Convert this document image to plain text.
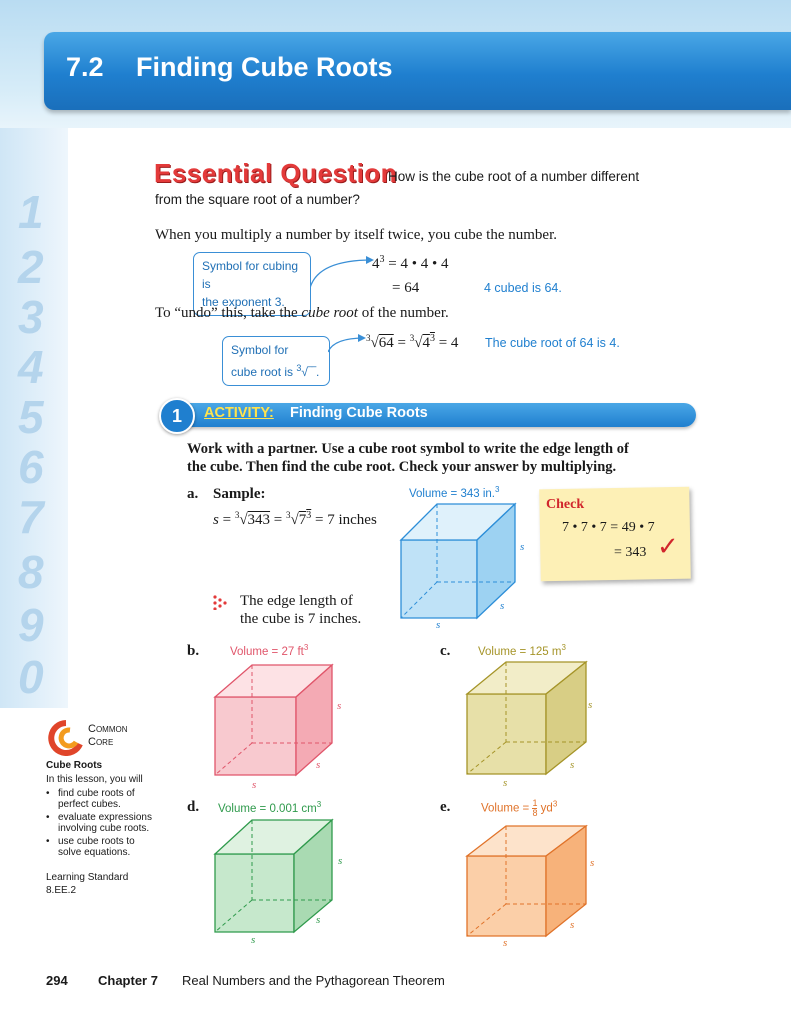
7.2 Finding Cube Roots
1
2
3
4
5
6
7
8
9
0
Essential Question
How is the cube root of a number different
from the square root of a number?
When you multiply a number by itself twice, you cube the number.
Symbol for cubing is
the exponent 3.
$4^3 = 4$ • 4 • 4
= 64	4 cubed is 64.
To “undo” this, take the cube root of the number.
Symbol for
cube root is $^3$√‾‾.
$^3√64 = ^3√4^3 = 4$ The cube root of 64 is 4.
1	ACTIVITY: Finding Cube Roots
Work with a partner. Use a cube root symbol to write the edge length of
the cube. Then find the cube root. Check your answer by multiplying.
a. Sample:
$s = ^3√343 = ^3√7^3 = 7$ inches
The edge length of
the cube is 7 inches.
Volume = 343 in.$^3$
s
s
s
Check
7 • 7 • 7 = 49 • 7
= 343 ✓
b.	Volume = 27 $ft^3$
s
s
s
c. Volume = 125 $m^3$
s
s
s
d. Volume = 0.001 $cm^3$
s
s
s
e.	Volume = $\frac{1}{8} yd^3$
s
s
s
Common
Core
Cube Roots
In this lesson, you will
• find cube roots of perfect cubes.
• evaluate expressions involving cube roots.
• use cube roots to solve equations.
Learning Standard
8.EE.2
294 Chapter 7 Real Numbers and the Pythagorean Theorem
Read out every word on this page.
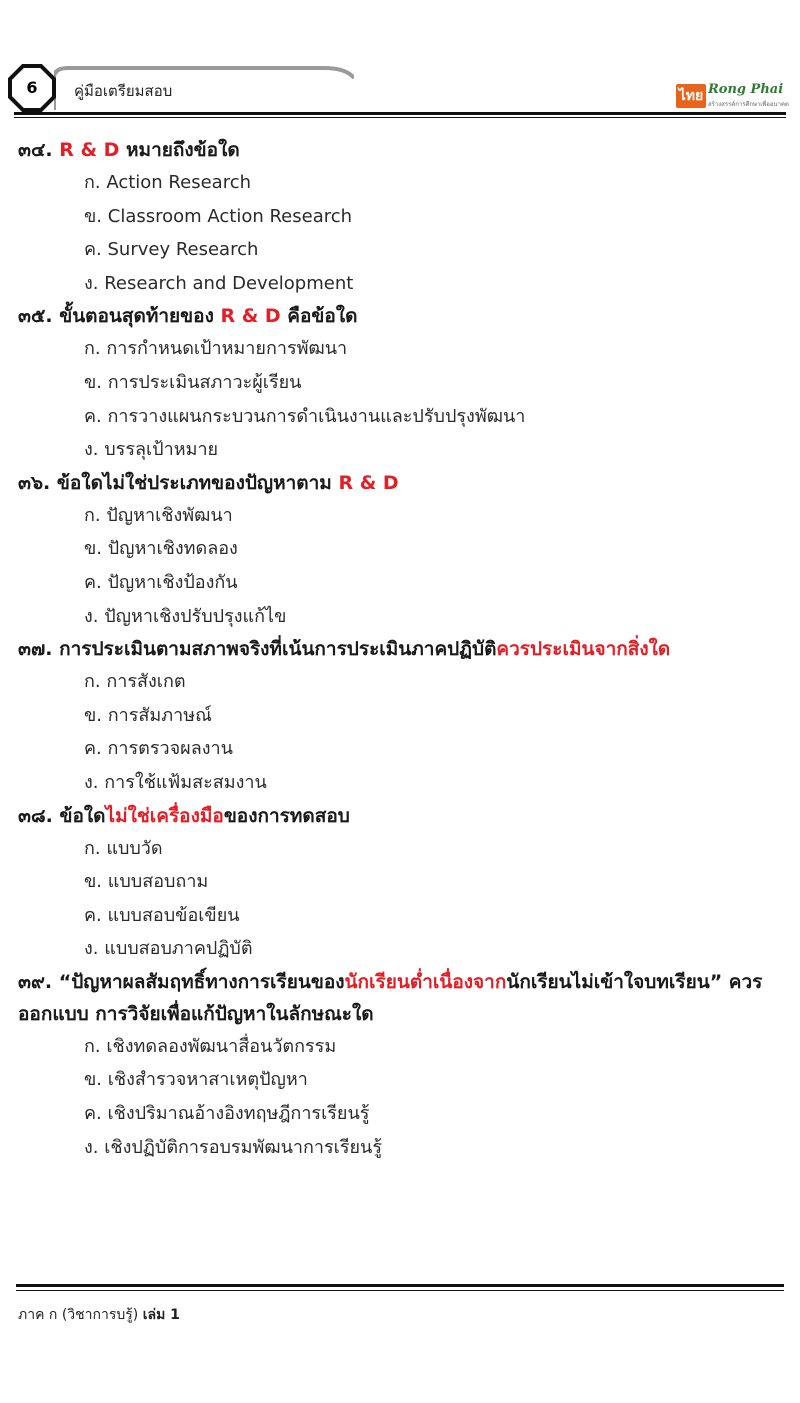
6	คู่มือเตรียมสอบ	ไทย Rong Phai
สร้างสรรค์การศึกษาเพื่ออนาคต

๓๔. R & D หมายถึงข้อใด

ก. Action Research

ข. Classroom Action Research

ค. Survey Research

ง. Research and Development

๓๕. ขั้นตอนสุดท้ายของ R & D คือข้อใด

ก. การกำหนดเป้าหมายการพัฒนา

ข. การประเมินสภาวะผู้เรียน

ค. การวางแผนกระบวนการดำเนินงานและปรับปรุงพัฒนา

ง. บรรลุเป้าหมาย

๓๖. ข้อใดไม่ใช่ประเภทของปัญหาตาม R & D

ก. ปัญหาเชิงพัฒนา

ข. ปัญหาเชิงทดลอง

ค. ปัญหาเชิงป้องกัน

ง. ปัญหาเชิงปรับปรุงแก้ไข

๓๗. การประเมินตามสภาพจริงที่เน้นการประเมินภาคปฏิบัติควรประเมินจากสิ่งใด

ก. การสังเกต

ข. การสัมภาษณ์

ค. การตรวจผลงาน

ง. การใช้แฟ้มสะสมงาน

๓๘. ข้อใดไม่ใช่เครื่องมือของการทดสอบ

ก. แบบวัด

ข. แบบสอบถาม

ค. แบบสอบข้อเขียน

ง. แบบสอบภาคปฏิบัติ

๓๙. “ปัญหาผลสัมฤทธิ์ทางการเรียนของนักเรียนต่ำเนื่องจากนักเรียนไม่เข้าใจบทเรียน” ควรออกแบบ การวิจัยเพื่อแก้ปัญหาในลักษณะใด

ก. เชิงทดลองพัฒนาสื่อนวัตกรรม

ข. เชิงสำรวจหาสาเหตุปัญหา

ค. เชิงปริมาณอ้างอิงทฤษฎีการเรียนรู้

ง. เชิงปฏิบัติการอบรมพัฒนาการเรียนรู้

ภาค ก (วิชาการบรู้) เล่ม 1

-=-=-=-=-

State only how many lines in the material include "Check".

Answer to the problem =>
2